▸ **SHORT TASK**
Make an exact copy of the entries below.

(Dataset items)

......

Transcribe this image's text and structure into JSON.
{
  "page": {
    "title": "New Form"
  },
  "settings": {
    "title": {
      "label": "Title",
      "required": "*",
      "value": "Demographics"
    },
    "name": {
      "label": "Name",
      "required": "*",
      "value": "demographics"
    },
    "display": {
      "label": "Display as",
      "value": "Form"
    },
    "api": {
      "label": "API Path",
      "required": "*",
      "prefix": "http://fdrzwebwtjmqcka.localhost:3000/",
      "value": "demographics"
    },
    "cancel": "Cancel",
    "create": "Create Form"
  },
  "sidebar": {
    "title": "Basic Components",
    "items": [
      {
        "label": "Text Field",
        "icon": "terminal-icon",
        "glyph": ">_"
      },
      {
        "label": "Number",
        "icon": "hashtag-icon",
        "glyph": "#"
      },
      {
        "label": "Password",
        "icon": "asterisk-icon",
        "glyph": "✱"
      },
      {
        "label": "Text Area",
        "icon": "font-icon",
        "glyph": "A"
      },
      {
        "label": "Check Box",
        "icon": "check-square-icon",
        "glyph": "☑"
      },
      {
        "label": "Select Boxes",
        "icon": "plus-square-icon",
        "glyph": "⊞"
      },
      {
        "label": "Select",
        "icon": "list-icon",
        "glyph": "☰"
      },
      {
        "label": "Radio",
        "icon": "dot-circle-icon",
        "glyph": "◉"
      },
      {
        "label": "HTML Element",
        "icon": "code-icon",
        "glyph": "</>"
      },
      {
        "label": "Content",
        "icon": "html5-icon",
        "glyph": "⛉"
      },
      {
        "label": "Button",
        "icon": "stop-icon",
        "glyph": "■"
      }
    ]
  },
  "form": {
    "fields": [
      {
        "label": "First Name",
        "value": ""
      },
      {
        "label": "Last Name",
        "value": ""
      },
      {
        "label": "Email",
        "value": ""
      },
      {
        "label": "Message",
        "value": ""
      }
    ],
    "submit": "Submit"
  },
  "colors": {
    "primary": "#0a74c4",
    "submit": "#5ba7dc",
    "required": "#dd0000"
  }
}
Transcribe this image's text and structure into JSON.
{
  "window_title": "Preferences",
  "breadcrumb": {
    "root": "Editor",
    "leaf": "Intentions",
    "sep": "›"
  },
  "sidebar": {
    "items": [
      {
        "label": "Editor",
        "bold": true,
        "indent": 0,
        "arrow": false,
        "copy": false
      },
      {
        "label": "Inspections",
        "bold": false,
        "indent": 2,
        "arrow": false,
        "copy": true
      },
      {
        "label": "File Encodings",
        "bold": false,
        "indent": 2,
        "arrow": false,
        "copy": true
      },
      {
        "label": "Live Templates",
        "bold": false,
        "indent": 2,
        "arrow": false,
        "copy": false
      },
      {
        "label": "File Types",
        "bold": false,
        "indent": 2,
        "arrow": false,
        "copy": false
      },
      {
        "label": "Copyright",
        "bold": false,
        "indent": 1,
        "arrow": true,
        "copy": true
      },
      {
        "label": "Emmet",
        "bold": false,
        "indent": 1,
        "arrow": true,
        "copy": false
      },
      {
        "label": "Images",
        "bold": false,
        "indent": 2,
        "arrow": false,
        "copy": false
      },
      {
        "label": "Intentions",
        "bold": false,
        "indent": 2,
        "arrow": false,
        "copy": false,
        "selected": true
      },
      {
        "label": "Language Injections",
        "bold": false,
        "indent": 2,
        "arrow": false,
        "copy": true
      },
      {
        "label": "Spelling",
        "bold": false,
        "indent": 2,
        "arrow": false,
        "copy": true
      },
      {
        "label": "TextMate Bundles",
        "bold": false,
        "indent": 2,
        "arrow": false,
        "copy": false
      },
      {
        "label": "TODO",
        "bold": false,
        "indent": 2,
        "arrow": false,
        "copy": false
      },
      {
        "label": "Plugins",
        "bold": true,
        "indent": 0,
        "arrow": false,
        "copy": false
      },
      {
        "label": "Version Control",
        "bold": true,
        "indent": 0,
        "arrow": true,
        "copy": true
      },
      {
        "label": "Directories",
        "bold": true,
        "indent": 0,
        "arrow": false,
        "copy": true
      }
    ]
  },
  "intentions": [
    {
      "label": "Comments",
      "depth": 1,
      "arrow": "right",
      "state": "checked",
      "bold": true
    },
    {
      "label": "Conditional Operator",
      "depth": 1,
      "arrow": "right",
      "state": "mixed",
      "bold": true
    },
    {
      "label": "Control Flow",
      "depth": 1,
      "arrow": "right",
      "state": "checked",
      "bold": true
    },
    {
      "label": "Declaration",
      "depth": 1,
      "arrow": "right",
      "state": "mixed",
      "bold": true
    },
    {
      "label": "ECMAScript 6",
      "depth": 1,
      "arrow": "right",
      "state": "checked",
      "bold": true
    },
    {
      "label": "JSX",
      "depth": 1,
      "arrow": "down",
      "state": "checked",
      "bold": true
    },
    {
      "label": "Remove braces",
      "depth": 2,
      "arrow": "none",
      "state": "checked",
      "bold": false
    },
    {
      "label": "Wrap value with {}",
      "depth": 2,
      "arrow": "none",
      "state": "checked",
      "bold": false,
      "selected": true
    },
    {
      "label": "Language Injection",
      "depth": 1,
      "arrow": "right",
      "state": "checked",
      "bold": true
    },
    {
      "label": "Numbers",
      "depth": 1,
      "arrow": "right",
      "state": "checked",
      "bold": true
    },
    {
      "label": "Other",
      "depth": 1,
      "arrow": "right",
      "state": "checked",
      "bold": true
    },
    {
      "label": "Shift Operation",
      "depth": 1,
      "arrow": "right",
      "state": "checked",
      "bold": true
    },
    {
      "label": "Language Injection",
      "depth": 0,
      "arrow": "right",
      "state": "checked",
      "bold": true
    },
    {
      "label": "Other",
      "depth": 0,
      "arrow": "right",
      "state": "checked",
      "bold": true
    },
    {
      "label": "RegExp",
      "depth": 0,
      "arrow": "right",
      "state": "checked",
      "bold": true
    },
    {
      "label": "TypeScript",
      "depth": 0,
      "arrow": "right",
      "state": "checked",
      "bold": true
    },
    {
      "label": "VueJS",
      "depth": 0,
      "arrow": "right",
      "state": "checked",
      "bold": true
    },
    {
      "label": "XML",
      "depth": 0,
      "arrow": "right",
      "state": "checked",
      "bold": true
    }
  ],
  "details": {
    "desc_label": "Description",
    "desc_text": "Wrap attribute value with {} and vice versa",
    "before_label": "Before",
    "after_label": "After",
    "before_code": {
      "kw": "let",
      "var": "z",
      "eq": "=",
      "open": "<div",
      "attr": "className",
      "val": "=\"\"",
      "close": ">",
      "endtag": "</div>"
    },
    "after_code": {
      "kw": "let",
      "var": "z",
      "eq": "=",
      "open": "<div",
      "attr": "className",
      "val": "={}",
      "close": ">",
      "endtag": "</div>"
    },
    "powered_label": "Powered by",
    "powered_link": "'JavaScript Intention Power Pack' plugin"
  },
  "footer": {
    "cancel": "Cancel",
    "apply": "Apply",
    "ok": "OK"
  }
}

......

▸ **RESULT**
Transcribe this image's text and structure into JSON.
{
  "page": {
    "title": "New Form"
  },
  "settings": {
    "title": {
      "label": "Title",
      "required": "*",
      "value": "Demographics"
    },
    "name": {
      "label": "Name",
      "required": "*",
      "value": "demographics"
    },
    "display": {
      "label": "Display as",
      "value": "Form"
    },
    "api": {
      "label": "API Path",
      "required": "*",
      "prefix": "http://fdrzwebwtjmqcka.localhost:3000/",
      "value": "demographics"
    },
    "cancel": "Cancel",
    "create": "Create Form"
  },
  "sidebar": {
    "title": "Basic Components",
    "items": [
      {
        "label": "Text Field",
        "icon": "terminal-icon",
        "glyph": ">_"
      },
      {
        "label": "Number",
        "icon": "hashtag-icon",
        "glyph": "#"
      },
      {
        "label": "Password",
        "icon": "asterisk-icon",
        "glyph": "✱"
      },
      {
        "label": "Text Area",
        "icon": "font-icon",
        "glyph": "A"
      },
      {
        "label": "Check Box",
        "icon": "check-square-icon",
        "glyph": "☑"
      },
      {
        "label": "Select Boxes",
        "icon": "plus-square-icon",
        "glyph": "⊞"
      },
      {
        "label": "Select",
        "icon": "list-icon",
        "glyph": "☰"
      },
      {
        "label": "Radio",
        "icon": "dot-circle-icon",
        "glyph": "◉"
      },
      {
        "label": "HTML Element",
        "icon": "code-icon",
        "glyph": "</>"
      },
      {
        "label": "Content",
        "icon": "html5-icon",
        "glyph": "⛉"
      },
      {
        "label": "Button",
        "icon": "stop-icon",
        "glyph": "■"
      }
    ]
  },
  "form": {
    "fields": [
      {
        "label": "First Name",
        "value": ""
      },
      {
        "label": "Last Name",
        "value": ""
      },
      {
        "label": "Email",
        "value": ""
      },
      {
        "label": "Message",
        "value": ""
      }
    ],
    "submit": "Submit"
  },
  "colors": {
    "primary": "#0a74c4",
    "submit": "#5ba7dc",
    "required": "#dd0000"
  }
}
Transcribe this image's text and structure into JSON.
{
  "window_title": "Preferences",
  "breadcrumb": {
    "root": "Editor",
    "leaf": "Intentions",
    "sep": "›"
  },
  "sidebar": {
    "items": [
      {
        "label": "Editor",
        "bold": true,
        "indent": 0,
        "arrow": false,
        "copy": false
      },
      {
        "label": "Inspections",
        "bold": false,
        "indent": 2,
        "arrow": false,
        "copy": true
      },
      {
        "label": "File Encodings",
        "bold": false,
        "indent": 2,
        "arrow": false,
        "copy": true
      },
      {
        "label": "Live Templates",
        "bold": false,
        "indent": 2,
        "arrow": false,
        "copy": false
      },
      {
        "label": "File Types",
        "bold": false,
        "indent": 2,
        "arrow": false,
        "copy": false
      },
      {
        "label": "Copyright",
        "bold": false,
        "indent": 1,
        "arrow": true,
        "copy": true
      },
      {
        "label": "Emmet",
        "bold": false,
        "indent": 1,
        "arrow": true,
        "copy": false
      },
      {
        "label": "Images",
        "bold": false,
        "indent": 2,
        "arrow": false,
        "copy": false
      },
      {
        "label": "Intentions",
        "bold": false,
        "indent": 2,
        "arrow": false,
        "copy": false,
        "selected": true
      },
      {
        "label": "Language Injections",
        "bold": false,
        "indent": 2,
        "arrow": false,
        "copy": true
      },
      {
        "label": "Spelling",
        "bold": false,
        "indent": 2,
        "arrow": false,
        "copy": true
      },
      {
        "label": "TextMate Bundles",
        "bold": false,
        "indent": 2,
        "arrow": false,
        "copy": false
      },
      {
        "label": "TODO",
        "bold": false,
        "indent": 2,
        "arrow": false,
        "copy": false
      },
      {
        "label": "Plugins",
        "bold": true,
        "indent": 0,
        "arrow": false,
        "copy": false
      },
      {
        "label": "Version Control",
        "bold": true,
        "indent": 0,
        "arrow": true,
        "copy": true
      },
      {
        "label": "Directories",
        "bold": true,
        "indent": 0,
        "arrow": false,
        "copy": true
      }
    ]
  },
  "intentions": [
    {
      "label": "Comments",
      "depth": 1,
      "arrow": "right",
      "state": "checked",
      "bold": true
    },
    {
      "label": "Conditional Operator",
      "depth": 1,
      "arrow": "right",
      "state": "mixed",
      "bold": true
    },
    {
      "label": "Control Flow",
      "depth": 1,
      "arrow": "right",
      "state": "checked",
      "bold": true
    },
    {
      "label": "Declaration",
      "depth": 1,
      "arrow": "right",
      "state": "mixed",
      "bold": true
    },
    {
      "label": "ECMAScript 6",
      "depth": 1,
      "arrow": "right",
      "state": "checked",
      "bold": true
    },
    {
      "label": "JSX",
      "depth": 1,
      "arrow": "down",
      "state": "checked",
      "bold": true
    },
    {
      "label": "Remove braces",
      "depth": 2,
      "arrow": "none",
      "state": "checked",
      "bold": false
    },
    {
      "label": "Wrap value with {}",
      "depth": 2,
      "arrow": "none",
      "state": "checked",
      "bold": false,
      "selected": true
    },
    {
      "label": "Language Injection",
      "depth": 1,
      "arrow": "right",
      "state": "checked",
      "bold": true
    },
    {
      "label": "Numbers",
      "depth": 1,
      "arrow": "right",
      "state": "checked",
      "bold": true
    },
    {
      "label": "Other",
      "depth": 1,
      "arrow": "right",
      "state": "checked",
      "bold": true
    },
    {
      "label": "Shift Operation",
      "depth": 1,
      "arrow": "right",
      "state": "checked",
      "bold": true
    },
    {
      "label": "Language Injection",
      "depth": 0,
      "arrow": "right",
      "state": "checked",
      "bold": true
    },
    {
      "label": "Other",
      "depth": 0,
      "arrow": "right",
      "state": "checked",
      "bold": true
    },
    {
      "label": "RegExp",
      "depth": 0,
      "arrow": "right",
      "state": "checked",
      "bold": true
    },
    {
      "label": "TypeScript",
      "depth": 0,
      "arrow": "right",
      "state": "checked",
      "bold": true
    },
    {
      "label": "VueJS",
      "depth": 0,
      "arrow": "right",
      "state": "checked",
      "bold": true
    },
    {
      "label": "XML",
      "depth": 0,
      "arrow": "right",
      "state": "checked",
      "bold": true
    }
  ],
  "details": {
    "desc_label": "Description",
    "desc_text": "Wrap attribute value with {} and vice versa",
    "before_label": "Before",
    "after_label": "After",
    "before_code": {
      "kw": "let",
      "var": "z",
      "eq": "=",
      "open": "<div",
      "attr": "className",
      "val": "=\"\"",
      "close": ">",
      "endtag": "</div>"
    },
    "after_code": {
      "kw": "let",
      "var": "z",
      "eq": "=",
      "open": "<div",
      "attr": "className",
      "val": "={}",
      "close": ">",
      "endtag": "</div>"
    },
    "powered_label": "Powered by",
    "powered_link": "'JavaScript Intention Power Pack' plugin"
  },
  "footer": {
    "cancel": "Cancel",
    "apply": "Apply",
    "ok": "OK"
  }
}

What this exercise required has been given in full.